**TASK DIRECTIONS:**
Which lines hold the word "pathway"? Copy each of them.

**RAW DATA:**
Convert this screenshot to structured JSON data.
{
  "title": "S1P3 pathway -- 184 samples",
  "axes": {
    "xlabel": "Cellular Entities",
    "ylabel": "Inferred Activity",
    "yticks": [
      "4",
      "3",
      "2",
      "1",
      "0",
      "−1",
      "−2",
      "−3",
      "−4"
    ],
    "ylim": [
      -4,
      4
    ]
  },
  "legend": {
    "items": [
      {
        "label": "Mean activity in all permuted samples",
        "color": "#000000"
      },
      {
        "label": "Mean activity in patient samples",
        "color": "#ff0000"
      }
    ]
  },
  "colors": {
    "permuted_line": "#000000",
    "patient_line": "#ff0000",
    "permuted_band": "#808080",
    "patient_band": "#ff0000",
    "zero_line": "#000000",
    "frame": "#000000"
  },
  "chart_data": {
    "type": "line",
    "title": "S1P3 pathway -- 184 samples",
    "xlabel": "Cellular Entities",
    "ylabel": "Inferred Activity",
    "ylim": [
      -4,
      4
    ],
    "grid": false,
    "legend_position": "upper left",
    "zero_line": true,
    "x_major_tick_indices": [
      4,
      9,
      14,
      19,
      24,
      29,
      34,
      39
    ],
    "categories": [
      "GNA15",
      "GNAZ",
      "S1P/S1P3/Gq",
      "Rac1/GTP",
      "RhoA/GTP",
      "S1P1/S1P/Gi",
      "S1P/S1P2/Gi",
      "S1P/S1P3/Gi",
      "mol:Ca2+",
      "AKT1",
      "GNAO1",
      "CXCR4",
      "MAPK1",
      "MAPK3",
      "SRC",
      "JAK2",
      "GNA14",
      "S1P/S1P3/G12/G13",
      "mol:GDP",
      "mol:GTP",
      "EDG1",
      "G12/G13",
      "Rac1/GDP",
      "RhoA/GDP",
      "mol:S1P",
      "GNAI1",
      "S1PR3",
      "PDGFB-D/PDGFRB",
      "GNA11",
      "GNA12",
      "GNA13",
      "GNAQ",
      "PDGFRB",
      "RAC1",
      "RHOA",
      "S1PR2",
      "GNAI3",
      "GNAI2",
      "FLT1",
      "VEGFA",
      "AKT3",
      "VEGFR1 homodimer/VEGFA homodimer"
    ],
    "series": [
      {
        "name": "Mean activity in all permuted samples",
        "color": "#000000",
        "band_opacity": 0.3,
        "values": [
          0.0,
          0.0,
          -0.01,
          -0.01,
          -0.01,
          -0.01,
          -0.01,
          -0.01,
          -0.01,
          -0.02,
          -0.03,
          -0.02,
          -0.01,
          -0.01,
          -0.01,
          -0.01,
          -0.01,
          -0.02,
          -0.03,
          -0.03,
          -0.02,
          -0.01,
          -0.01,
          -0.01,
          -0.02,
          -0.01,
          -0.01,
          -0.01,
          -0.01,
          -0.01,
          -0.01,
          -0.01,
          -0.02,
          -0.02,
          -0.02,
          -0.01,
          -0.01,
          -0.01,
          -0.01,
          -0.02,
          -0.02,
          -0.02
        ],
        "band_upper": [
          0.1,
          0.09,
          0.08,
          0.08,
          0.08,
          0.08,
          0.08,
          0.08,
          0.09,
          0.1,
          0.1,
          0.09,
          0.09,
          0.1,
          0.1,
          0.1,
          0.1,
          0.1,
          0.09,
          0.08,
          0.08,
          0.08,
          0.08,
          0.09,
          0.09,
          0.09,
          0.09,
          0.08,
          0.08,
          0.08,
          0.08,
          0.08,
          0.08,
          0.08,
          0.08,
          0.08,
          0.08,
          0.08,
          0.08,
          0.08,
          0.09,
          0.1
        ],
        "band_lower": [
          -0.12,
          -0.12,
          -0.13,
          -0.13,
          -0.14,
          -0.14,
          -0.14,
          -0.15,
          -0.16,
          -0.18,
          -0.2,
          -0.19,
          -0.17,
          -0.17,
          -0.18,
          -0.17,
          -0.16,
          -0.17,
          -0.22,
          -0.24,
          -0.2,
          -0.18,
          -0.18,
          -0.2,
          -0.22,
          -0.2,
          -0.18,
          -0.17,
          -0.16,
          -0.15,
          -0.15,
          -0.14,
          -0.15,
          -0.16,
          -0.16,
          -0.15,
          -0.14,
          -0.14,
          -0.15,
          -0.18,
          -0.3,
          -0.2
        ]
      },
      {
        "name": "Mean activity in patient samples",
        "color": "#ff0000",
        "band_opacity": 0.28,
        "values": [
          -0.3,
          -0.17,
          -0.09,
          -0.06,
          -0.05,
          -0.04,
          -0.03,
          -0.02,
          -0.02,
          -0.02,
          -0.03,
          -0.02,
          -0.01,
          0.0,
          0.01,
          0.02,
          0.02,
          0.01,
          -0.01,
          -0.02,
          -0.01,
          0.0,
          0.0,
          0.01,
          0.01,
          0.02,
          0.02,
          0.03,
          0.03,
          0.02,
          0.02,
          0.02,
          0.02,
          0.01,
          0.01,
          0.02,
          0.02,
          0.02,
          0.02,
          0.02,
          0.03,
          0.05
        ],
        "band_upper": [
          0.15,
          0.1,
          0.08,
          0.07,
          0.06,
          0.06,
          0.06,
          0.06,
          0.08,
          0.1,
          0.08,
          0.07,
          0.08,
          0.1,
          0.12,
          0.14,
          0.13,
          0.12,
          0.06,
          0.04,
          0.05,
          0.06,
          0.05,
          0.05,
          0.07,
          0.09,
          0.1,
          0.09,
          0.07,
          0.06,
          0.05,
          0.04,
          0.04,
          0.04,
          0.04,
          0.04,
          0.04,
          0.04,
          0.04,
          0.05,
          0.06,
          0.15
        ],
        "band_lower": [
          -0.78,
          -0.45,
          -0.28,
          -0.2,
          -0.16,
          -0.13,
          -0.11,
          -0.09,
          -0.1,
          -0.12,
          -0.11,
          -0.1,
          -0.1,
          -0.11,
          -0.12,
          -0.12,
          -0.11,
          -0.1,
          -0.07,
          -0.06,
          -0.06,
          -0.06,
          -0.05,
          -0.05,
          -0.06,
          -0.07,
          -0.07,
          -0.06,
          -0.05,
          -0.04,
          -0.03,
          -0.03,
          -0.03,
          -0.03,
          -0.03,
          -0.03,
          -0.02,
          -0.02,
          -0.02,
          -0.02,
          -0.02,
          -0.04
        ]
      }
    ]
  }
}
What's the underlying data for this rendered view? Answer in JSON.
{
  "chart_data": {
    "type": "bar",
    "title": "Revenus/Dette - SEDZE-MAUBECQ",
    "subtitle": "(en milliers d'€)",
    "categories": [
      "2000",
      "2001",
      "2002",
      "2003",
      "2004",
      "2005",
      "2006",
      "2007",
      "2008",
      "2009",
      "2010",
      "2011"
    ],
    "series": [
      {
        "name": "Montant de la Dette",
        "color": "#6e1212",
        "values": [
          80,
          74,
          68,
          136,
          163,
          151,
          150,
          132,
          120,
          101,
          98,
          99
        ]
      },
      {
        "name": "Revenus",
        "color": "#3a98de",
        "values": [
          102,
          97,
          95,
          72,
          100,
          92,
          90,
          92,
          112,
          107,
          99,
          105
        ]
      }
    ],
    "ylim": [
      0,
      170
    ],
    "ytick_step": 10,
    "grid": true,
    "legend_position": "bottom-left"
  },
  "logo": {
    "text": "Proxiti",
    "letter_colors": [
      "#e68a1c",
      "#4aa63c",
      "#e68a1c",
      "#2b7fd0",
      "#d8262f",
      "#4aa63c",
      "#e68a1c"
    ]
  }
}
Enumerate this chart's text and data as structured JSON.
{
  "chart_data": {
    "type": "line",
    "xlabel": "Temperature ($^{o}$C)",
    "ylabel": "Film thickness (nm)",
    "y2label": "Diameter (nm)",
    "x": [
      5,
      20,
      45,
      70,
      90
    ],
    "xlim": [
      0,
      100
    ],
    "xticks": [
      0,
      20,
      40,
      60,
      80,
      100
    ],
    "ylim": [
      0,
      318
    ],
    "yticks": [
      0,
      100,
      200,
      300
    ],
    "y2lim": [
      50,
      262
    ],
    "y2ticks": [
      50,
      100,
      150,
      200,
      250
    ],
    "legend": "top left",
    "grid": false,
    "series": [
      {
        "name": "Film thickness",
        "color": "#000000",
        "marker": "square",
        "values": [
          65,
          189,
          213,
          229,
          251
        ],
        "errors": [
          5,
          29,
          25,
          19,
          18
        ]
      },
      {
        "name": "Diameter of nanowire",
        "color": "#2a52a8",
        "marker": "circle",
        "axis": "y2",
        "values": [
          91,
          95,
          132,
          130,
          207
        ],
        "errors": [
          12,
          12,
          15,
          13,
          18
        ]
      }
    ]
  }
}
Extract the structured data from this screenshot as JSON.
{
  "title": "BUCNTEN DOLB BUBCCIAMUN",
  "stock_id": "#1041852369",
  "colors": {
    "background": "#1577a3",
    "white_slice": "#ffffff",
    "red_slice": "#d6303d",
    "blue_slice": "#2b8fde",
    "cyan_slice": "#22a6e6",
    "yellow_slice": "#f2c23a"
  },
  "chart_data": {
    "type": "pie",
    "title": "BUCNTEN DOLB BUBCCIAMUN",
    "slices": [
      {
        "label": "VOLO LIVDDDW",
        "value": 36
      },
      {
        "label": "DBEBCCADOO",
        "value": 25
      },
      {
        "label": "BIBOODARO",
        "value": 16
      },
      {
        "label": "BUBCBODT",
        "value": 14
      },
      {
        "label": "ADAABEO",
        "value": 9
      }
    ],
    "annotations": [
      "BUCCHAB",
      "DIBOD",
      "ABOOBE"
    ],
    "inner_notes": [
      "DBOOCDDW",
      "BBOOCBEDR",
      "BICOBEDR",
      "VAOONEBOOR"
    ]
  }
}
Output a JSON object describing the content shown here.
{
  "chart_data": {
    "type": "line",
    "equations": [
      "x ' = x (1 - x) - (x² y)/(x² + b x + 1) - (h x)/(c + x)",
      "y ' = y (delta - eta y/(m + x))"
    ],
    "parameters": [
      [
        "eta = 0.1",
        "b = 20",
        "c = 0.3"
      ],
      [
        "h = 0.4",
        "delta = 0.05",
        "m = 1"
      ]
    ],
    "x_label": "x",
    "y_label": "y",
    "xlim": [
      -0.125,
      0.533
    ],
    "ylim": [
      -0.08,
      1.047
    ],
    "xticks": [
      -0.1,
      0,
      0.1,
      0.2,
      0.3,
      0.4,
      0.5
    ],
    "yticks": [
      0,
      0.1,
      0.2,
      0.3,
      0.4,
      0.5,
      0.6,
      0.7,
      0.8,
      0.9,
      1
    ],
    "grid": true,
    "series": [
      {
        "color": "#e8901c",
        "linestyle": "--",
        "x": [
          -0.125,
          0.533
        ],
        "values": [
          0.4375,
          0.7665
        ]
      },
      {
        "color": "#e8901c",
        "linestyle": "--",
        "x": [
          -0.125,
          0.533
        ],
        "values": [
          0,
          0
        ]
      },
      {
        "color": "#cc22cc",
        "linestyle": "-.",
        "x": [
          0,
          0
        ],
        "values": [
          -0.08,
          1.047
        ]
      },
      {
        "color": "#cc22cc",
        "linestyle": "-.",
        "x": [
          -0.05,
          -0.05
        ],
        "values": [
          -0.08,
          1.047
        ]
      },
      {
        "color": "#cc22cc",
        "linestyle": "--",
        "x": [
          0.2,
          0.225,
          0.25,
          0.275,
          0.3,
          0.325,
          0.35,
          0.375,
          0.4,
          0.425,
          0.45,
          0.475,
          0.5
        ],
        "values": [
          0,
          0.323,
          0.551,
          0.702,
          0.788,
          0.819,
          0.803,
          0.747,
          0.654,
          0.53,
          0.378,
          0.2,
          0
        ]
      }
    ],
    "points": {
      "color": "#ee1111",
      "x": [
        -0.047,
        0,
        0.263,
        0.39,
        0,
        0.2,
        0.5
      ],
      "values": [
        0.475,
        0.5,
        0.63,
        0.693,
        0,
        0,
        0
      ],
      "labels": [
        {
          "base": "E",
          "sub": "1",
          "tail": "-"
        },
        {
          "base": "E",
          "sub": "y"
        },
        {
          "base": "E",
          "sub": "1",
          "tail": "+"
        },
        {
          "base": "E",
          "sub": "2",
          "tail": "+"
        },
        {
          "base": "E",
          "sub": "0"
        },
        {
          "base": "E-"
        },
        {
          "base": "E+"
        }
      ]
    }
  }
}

**ANSWER TO THIS EXERCISE:**
  "title": "S1P3 pathway -- 184 samples",
    "title": "S1P3 pathway -- 184 samples",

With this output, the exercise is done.